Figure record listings

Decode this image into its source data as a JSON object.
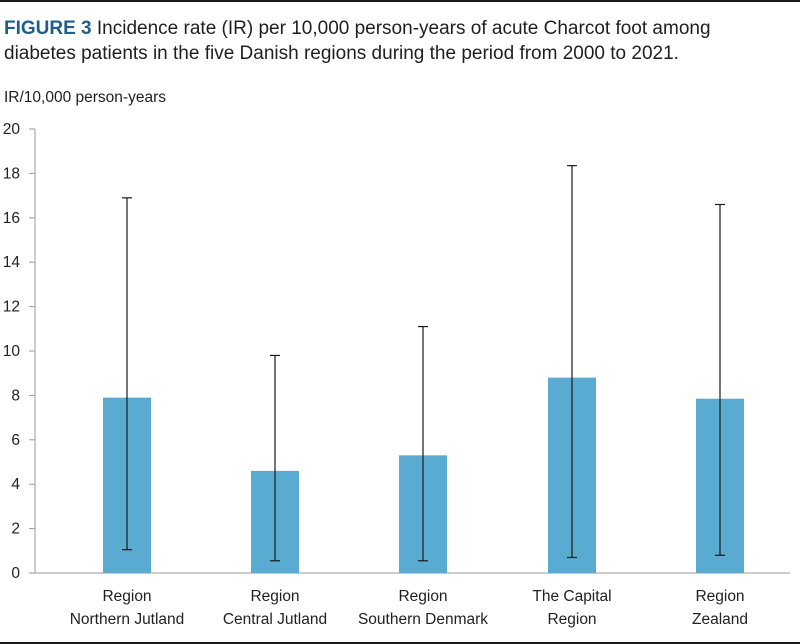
{
  "caption": {
    "label": "FIGURE 3",
    "text": " Incidence rate (IR) per 10,000 person-years of acute Charcot foot among diabetes patients in the five Danish regions during the period from 2000 to 2021."
  },
  "chart_data": {
    "type": "bar",
    "title": "Incidence rate (IR) per 10,000 person-years of acute Charcot foot among diabetes patients in the five Danish regions during the period from 2000 to 2021.",
    "ylabel": "IR/10,000 person-years",
    "xlabel": "",
    "ylim": [
      0,
      20
    ],
    "yticks": [
      0,
      2,
      4,
      6,
      8,
      10,
      12,
      14,
      16,
      18,
      20
    ],
    "ytick_labels": [
      "0",
      "2",
      "4",
      "6",
      "8",
      "10",
      "12",
      "14",
      "16",
      "18",
      "20"
    ],
    "categories": [
      [
        "Region",
        "Northern Jutland"
      ],
      [
        "Region",
        "Central Jutland"
      ],
      [
        "Region",
        "Southern Denmark"
      ],
      [
        "The Capital",
        "Region"
      ],
      [
        "Region",
        "Zealand"
      ]
    ],
    "values": [
      7.9,
      4.6,
      5.3,
      8.8,
      7.85
    ],
    "ci_lower": [
      1.05,
      0.55,
      0.55,
      0.7,
      0.8
    ],
    "ci_upper": [
      16.9,
      9.8,
      11.1,
      18.35,
      16.6
    ],
    "bar_color": "#5aabd1",
    "grid": false
  }
}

◆ Activity ◆
Give every entry again as it is, dropping its pictures.

◆ Exercise output ◆
Decode this image into its source data as a JSON object.
{
  "caption": {
    "label": "FIGURE 3",
    "text": " Incidence rate (IR) per 10,000 person-years of acute Charcot foot among diabetes patients in the five Danish regions during the period from 2000 to 2021."
  },
  "chart_data": {
    "type": "bar",
    "title": "Incidence rate (IR) per 10,000 person-years of acute Charcot foot among diabetes patients in the five Danish regions during the period from 2000 to 2021.",
    "ylabel": "IR/10,000 person-years",
    "xlabel": "",
    "ylim": [
      0,
      20
    ],
    "yticks": [
      0,
      2,
      4,
      6,
      8,
      10,
      12,
      14,
      16,
      18,
      20
    ],
    "ytick_labels": [
      "0",
      "2",
      "4",
      "6",
      "8",
      "10",
      "12",
      "14",
      "16",
      "18",
      "20"
    ],
    "categories": [
      [
        "Region",
        "Northern Jutland"
      ],
      [
        "Region",
        "Central Jutland"
      ],
      [
        "Region",
        "Southern Denmark"
      ],
      [
        "The Capital",
        "Region"
      ],
      [
        "Region",
        "Zealand"
      ]
    ],
    "values": [
      7.9,
      4.6,
      5.3,
      8.8,
      7.85
    ],
    "ci_lower": [
      1.05,
      0.55,
      0.55,
      0.7,
      0.8
    ],
    "ci_upper": [
      16.9,
      9.8,
      11.1,
      18.35,
      16.6
    ],
    "bar_color": "#5aabd1",
    "grid": false
  }
}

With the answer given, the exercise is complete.